## REQUEST
Find the word "grid" in the data. Return every line where it appears.

## RECORDS FOR PROCESSING
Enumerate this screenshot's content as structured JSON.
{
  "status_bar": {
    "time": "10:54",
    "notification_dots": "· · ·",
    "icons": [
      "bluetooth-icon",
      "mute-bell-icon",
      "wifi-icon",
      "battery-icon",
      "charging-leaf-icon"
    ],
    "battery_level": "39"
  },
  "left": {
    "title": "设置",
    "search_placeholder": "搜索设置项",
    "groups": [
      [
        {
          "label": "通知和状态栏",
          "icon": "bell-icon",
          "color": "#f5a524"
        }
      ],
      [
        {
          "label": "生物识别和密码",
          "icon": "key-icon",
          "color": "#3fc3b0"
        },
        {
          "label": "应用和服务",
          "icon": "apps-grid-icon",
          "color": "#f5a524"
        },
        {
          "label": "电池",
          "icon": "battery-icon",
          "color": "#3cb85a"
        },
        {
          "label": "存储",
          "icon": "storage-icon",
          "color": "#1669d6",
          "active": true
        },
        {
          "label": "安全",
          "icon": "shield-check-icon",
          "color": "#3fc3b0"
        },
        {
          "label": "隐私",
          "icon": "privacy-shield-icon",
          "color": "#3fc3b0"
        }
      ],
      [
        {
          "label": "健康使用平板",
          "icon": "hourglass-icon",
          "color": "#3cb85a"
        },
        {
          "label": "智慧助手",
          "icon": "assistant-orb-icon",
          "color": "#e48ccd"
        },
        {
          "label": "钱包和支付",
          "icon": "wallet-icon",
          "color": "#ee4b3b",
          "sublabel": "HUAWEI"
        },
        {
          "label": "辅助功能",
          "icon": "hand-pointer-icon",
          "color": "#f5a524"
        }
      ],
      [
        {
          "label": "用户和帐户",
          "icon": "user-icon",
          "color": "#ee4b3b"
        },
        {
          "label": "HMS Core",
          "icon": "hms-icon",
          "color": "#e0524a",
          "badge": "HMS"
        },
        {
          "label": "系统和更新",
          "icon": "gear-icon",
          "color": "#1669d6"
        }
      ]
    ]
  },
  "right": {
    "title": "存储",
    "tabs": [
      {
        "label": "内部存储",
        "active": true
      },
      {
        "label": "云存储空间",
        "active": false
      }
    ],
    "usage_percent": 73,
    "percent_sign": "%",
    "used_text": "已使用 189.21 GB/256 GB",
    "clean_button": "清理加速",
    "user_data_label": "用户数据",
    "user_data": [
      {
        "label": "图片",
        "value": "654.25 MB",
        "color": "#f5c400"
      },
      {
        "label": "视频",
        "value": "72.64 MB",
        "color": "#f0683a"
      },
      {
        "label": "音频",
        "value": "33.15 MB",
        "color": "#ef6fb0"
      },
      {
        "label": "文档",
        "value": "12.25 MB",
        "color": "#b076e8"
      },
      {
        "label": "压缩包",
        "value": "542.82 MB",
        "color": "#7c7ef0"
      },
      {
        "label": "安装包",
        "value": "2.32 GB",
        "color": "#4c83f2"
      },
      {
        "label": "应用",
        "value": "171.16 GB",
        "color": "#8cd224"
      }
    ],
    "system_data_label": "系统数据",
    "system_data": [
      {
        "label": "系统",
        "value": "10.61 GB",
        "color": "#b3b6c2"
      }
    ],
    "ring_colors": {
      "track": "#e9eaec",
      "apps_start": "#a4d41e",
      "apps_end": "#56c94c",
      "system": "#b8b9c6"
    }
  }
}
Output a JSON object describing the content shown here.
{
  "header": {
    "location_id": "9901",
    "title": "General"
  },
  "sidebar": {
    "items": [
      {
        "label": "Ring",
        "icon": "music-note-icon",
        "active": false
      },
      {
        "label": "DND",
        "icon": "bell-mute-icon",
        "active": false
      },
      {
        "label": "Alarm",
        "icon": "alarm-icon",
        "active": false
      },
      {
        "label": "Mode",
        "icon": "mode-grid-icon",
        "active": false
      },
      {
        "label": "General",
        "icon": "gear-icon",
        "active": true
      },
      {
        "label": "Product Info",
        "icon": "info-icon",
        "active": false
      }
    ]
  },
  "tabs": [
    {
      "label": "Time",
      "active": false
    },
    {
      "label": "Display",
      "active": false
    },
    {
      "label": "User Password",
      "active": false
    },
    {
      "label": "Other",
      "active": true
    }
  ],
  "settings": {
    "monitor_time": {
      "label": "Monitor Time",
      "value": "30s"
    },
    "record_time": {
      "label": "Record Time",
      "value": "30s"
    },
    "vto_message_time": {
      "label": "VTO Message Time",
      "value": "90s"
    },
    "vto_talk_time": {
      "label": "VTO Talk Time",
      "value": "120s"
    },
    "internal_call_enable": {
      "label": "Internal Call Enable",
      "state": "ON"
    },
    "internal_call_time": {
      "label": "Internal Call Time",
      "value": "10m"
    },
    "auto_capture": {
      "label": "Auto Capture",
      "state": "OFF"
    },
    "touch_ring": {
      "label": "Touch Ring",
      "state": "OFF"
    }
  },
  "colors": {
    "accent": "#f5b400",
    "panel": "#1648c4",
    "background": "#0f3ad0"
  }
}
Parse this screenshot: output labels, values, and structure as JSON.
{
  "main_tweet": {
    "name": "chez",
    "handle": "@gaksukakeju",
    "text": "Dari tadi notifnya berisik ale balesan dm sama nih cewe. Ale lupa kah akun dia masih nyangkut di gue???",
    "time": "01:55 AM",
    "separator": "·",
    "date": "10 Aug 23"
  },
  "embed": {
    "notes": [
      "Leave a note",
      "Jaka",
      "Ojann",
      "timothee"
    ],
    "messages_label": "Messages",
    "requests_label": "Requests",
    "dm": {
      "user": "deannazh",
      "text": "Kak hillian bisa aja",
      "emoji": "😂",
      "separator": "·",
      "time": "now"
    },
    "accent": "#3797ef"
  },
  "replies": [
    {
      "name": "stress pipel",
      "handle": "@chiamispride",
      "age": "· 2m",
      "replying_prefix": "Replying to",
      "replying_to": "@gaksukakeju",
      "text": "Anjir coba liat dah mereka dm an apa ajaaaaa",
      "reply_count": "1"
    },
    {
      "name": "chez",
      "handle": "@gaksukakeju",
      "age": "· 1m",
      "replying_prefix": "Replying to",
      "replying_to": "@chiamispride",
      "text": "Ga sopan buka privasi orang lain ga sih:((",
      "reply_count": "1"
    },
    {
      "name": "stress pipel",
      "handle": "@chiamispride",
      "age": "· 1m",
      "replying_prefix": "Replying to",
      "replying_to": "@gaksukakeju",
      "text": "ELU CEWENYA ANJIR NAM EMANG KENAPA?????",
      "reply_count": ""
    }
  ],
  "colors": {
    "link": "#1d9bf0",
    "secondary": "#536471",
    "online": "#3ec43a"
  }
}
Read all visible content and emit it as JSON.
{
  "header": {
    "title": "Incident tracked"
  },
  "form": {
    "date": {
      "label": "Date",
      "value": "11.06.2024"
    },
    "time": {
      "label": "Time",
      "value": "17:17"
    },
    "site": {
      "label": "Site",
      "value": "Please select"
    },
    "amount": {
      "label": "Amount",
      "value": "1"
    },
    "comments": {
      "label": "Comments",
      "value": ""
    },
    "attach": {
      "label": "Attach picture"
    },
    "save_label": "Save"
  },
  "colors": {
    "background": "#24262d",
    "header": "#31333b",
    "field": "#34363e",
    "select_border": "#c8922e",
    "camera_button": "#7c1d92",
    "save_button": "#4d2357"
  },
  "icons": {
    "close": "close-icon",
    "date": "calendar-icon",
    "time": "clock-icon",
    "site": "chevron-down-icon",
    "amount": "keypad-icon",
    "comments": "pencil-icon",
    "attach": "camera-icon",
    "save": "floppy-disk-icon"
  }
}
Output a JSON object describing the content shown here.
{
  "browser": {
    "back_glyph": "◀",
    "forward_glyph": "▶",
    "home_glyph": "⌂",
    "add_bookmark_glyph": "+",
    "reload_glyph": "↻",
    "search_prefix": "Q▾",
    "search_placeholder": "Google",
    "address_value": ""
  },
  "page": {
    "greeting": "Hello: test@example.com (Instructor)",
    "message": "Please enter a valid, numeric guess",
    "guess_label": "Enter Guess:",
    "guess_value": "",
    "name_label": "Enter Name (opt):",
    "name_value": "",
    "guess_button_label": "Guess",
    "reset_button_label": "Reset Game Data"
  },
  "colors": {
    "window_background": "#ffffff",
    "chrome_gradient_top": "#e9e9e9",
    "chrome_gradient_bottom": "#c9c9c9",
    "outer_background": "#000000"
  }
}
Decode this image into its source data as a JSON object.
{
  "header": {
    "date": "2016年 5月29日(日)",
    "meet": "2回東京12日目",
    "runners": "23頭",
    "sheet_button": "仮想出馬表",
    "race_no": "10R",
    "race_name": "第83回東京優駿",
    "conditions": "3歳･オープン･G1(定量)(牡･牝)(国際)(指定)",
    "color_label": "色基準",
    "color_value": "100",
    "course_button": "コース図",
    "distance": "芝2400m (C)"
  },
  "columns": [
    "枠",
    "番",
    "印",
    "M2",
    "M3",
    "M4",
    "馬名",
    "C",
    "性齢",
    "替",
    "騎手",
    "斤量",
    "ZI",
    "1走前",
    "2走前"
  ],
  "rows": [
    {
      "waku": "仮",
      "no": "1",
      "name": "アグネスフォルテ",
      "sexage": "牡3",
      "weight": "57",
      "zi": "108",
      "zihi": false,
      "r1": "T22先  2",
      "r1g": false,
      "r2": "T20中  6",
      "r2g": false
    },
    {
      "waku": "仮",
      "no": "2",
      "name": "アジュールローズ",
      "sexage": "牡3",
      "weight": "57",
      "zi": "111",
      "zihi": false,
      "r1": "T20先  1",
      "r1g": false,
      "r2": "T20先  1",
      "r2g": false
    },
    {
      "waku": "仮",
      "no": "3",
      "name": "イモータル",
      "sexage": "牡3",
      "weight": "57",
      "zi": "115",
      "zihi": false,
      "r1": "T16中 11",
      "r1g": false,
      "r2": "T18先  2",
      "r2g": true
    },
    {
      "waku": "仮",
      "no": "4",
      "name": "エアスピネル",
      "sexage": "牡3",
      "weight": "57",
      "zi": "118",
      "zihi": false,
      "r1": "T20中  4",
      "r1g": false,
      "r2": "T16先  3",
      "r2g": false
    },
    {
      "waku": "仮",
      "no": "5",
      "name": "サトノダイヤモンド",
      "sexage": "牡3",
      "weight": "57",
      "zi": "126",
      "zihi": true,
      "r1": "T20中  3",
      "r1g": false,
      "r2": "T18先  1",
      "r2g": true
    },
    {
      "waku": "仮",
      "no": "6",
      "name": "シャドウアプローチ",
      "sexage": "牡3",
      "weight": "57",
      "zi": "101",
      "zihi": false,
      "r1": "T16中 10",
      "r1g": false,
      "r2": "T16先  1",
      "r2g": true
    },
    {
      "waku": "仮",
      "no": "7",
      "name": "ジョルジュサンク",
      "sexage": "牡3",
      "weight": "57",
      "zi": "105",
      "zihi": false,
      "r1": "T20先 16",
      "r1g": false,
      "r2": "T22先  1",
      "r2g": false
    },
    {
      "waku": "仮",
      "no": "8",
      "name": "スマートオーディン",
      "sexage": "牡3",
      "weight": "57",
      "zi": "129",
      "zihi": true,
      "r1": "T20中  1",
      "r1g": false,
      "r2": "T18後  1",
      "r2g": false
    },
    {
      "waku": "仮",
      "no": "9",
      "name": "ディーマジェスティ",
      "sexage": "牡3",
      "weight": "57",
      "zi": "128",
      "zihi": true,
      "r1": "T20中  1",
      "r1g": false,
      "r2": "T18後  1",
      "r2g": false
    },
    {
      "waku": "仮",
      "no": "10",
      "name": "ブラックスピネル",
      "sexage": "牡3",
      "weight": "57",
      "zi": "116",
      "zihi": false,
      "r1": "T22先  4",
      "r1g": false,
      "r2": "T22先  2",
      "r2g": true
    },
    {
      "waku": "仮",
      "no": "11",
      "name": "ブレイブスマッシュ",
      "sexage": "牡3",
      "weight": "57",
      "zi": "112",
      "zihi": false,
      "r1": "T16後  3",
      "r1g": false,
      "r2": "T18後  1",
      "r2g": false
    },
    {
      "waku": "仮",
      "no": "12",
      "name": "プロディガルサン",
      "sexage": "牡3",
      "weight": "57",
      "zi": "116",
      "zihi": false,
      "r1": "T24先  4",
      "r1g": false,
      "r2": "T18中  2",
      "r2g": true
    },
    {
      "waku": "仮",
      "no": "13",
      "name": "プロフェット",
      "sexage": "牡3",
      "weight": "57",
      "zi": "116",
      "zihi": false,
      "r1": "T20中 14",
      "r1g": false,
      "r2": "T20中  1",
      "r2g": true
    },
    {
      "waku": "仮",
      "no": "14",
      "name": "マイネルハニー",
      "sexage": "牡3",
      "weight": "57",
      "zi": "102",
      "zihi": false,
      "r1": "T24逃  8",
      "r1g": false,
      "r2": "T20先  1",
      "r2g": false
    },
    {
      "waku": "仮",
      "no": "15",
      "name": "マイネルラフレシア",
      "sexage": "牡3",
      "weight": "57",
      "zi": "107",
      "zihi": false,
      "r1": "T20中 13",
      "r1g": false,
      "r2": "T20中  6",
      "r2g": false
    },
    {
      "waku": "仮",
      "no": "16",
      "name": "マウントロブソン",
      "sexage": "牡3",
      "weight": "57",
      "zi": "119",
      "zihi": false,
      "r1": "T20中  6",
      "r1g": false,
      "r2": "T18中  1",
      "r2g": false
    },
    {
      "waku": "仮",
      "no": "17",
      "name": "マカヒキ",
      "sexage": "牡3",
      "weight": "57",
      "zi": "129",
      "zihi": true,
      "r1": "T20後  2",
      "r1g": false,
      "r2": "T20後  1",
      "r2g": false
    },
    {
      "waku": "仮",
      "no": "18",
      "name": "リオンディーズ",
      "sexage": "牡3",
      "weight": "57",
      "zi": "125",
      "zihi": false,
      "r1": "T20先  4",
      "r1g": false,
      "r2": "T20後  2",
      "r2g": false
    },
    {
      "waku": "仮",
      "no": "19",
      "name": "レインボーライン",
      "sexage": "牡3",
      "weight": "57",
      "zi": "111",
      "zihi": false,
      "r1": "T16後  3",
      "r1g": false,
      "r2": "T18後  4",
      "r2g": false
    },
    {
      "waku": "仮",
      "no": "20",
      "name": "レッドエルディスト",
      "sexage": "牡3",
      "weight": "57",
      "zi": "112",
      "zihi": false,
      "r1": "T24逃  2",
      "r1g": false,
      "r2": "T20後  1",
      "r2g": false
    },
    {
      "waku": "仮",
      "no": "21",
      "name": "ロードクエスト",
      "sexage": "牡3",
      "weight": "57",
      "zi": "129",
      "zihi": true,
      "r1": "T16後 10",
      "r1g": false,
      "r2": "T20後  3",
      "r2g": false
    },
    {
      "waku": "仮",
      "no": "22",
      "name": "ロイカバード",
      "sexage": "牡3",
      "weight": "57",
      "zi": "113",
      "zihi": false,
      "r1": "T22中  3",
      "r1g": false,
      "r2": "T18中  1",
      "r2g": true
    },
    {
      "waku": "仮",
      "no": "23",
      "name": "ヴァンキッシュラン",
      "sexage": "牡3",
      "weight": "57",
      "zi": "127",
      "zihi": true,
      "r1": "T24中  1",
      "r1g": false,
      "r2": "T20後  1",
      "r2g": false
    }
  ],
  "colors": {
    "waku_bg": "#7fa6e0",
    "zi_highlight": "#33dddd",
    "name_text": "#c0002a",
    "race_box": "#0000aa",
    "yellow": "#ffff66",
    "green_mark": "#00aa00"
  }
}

## THE REPLY
          "icon": "apps-grid-icon",
        "icon": "mode-grid-icon",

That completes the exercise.